Extracted records
::::::

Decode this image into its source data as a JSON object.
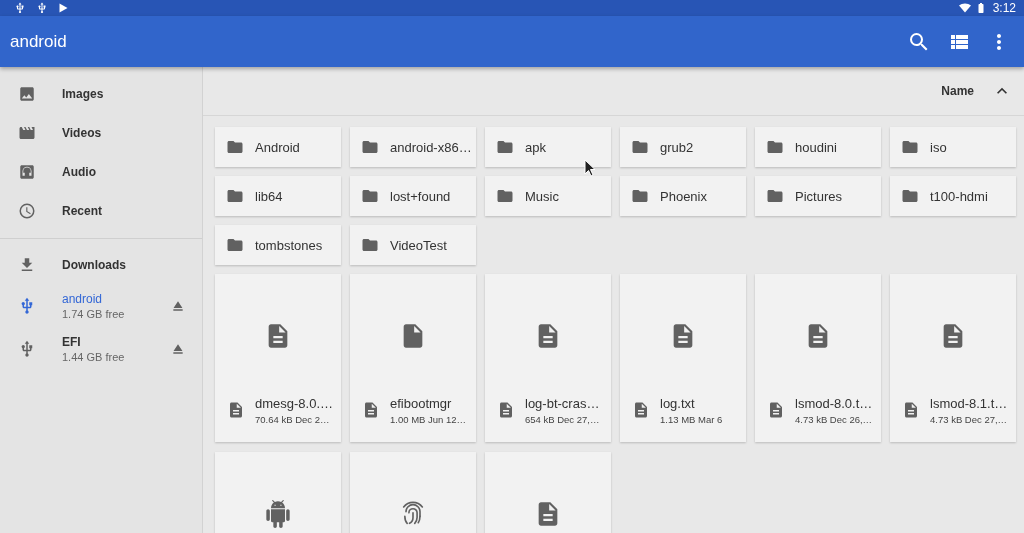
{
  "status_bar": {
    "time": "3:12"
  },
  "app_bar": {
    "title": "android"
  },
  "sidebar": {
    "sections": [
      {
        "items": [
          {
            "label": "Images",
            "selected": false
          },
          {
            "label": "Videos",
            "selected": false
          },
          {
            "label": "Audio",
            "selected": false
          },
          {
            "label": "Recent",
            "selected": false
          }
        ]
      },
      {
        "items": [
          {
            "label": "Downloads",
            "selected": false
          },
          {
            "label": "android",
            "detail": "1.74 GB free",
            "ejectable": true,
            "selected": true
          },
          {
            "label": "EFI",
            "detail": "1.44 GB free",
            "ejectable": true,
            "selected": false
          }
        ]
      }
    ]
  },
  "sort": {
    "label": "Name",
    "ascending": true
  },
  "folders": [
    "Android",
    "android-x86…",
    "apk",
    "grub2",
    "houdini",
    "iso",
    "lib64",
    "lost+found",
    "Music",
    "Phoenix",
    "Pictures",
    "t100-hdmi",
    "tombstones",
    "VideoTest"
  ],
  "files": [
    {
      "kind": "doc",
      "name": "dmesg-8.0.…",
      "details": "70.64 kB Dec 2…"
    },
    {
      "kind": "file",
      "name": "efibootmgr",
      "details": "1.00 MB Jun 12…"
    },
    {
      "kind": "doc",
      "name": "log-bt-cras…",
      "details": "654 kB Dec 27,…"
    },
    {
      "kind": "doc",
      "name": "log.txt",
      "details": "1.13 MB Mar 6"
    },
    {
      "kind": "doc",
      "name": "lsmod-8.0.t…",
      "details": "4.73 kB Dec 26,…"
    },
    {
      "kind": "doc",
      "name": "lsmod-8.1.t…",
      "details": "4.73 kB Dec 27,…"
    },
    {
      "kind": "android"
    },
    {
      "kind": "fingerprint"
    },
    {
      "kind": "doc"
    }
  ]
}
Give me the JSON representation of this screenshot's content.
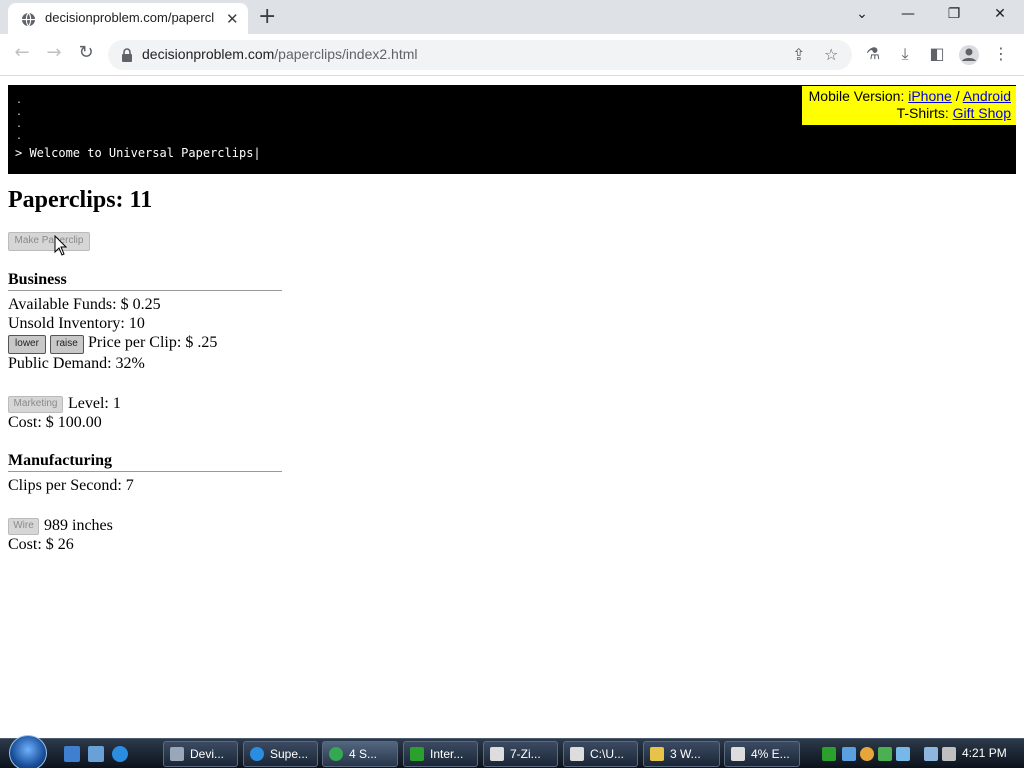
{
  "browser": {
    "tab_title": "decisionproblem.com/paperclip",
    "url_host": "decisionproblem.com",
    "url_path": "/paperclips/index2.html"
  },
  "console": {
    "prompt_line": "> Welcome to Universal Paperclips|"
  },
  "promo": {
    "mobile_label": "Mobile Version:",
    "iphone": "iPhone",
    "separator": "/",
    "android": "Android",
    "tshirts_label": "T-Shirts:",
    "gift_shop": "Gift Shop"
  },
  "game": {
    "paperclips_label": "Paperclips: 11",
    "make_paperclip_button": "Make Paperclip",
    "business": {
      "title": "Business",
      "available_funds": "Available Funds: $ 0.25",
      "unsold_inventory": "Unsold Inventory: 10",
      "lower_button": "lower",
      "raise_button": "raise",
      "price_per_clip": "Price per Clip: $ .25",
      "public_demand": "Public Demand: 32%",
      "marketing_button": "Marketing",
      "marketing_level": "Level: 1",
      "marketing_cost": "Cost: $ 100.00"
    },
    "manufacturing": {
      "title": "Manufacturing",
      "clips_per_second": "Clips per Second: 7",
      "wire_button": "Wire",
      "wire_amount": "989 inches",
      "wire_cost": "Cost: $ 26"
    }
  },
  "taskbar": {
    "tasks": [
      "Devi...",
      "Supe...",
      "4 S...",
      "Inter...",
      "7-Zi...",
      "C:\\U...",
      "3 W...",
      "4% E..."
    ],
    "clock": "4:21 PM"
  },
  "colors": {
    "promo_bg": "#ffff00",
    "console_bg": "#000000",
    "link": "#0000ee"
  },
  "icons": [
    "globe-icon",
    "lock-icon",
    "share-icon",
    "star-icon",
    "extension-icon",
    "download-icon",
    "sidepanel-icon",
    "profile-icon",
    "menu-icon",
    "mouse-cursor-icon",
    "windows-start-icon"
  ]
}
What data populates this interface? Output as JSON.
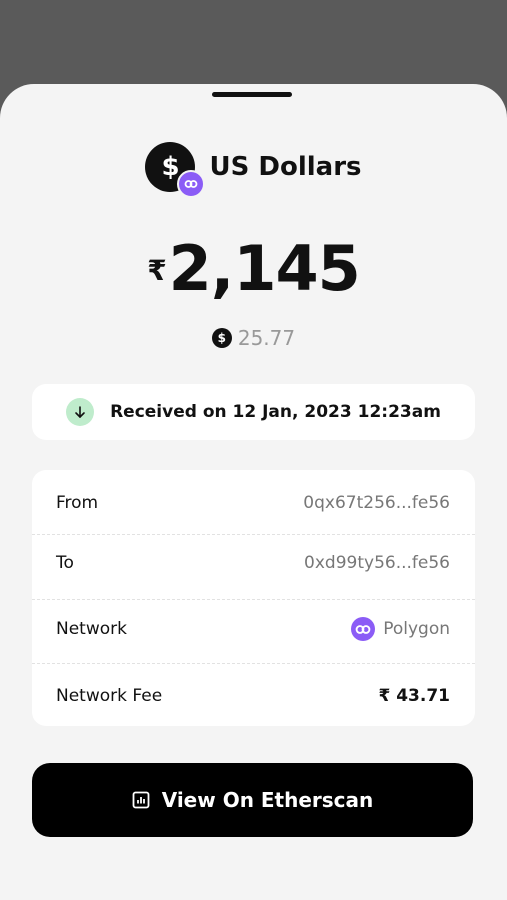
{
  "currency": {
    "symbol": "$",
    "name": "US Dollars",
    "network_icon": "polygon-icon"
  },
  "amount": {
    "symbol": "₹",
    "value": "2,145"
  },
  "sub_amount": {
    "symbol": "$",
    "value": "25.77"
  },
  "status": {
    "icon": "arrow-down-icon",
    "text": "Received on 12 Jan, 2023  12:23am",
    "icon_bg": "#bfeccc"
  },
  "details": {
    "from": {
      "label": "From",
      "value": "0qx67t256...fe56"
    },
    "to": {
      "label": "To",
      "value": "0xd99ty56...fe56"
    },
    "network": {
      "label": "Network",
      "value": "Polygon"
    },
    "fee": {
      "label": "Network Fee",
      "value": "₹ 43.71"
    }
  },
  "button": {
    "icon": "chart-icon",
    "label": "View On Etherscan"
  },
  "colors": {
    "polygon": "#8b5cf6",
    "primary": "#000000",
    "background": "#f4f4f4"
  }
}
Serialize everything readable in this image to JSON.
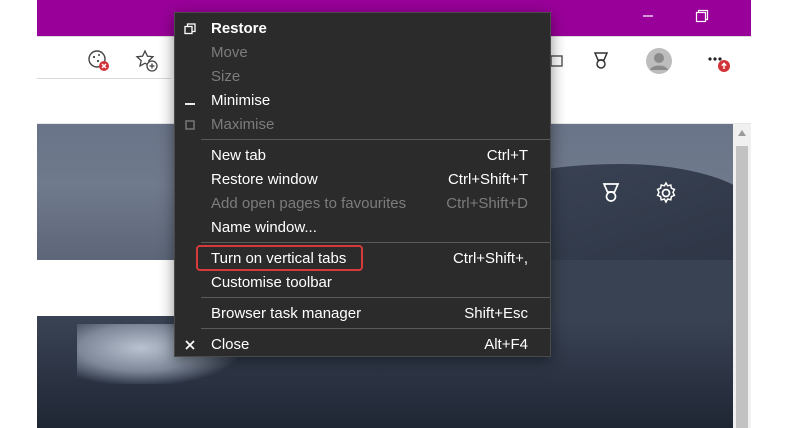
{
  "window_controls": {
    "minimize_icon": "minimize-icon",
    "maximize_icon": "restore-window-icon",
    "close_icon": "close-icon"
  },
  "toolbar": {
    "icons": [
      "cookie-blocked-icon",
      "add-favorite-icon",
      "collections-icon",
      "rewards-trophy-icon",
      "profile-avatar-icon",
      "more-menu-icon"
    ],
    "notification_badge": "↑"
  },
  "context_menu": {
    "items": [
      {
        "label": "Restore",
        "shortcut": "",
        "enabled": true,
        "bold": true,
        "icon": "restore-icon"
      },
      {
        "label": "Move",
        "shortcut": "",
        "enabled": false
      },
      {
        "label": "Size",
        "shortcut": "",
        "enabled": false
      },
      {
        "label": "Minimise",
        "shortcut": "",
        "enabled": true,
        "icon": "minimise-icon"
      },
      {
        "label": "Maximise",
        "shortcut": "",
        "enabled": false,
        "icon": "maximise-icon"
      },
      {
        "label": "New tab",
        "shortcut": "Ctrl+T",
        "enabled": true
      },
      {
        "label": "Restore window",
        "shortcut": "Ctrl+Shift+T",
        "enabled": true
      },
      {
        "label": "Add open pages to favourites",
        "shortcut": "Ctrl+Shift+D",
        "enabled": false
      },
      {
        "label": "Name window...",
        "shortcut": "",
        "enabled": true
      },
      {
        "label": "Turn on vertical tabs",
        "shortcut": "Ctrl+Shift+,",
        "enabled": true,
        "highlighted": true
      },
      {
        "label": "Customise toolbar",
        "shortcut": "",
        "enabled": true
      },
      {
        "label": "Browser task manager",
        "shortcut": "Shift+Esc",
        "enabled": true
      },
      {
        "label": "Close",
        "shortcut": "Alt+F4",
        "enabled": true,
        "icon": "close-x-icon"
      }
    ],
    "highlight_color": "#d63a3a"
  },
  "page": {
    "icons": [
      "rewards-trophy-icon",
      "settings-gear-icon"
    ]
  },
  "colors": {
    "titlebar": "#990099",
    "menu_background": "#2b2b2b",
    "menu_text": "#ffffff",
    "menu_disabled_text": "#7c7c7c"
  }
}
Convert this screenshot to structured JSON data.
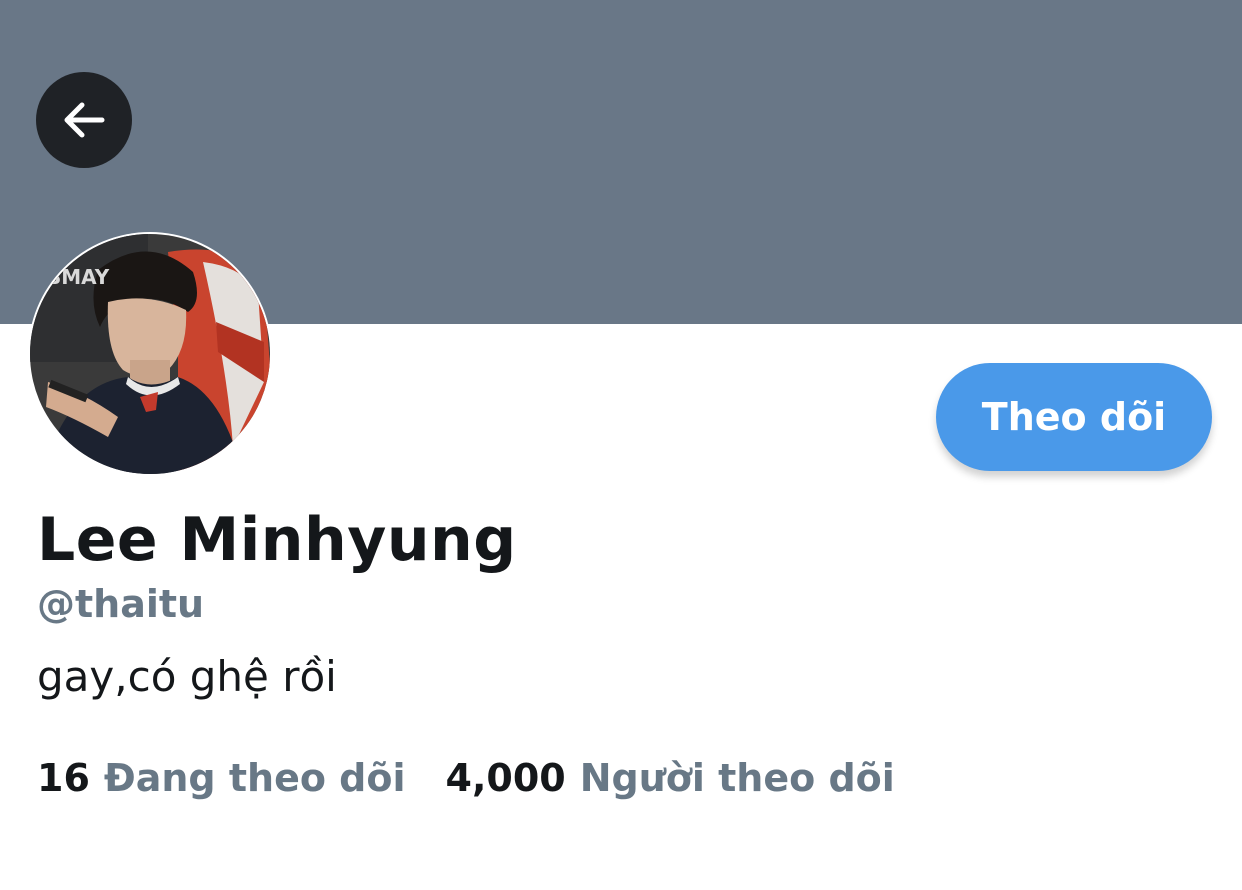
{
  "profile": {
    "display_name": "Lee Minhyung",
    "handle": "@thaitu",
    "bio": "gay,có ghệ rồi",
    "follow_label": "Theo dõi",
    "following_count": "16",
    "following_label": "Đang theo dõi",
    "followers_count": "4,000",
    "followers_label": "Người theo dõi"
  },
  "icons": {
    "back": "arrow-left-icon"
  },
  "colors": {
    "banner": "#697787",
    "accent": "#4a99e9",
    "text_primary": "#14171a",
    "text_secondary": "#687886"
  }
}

::::::

— What is being asked —
Gather all lines where the word "Cost" appears.

— Solution to the problem —
      "marketing_cost": "Cost: $ 100.00"
      "wire_cost": "Cost: $ 26"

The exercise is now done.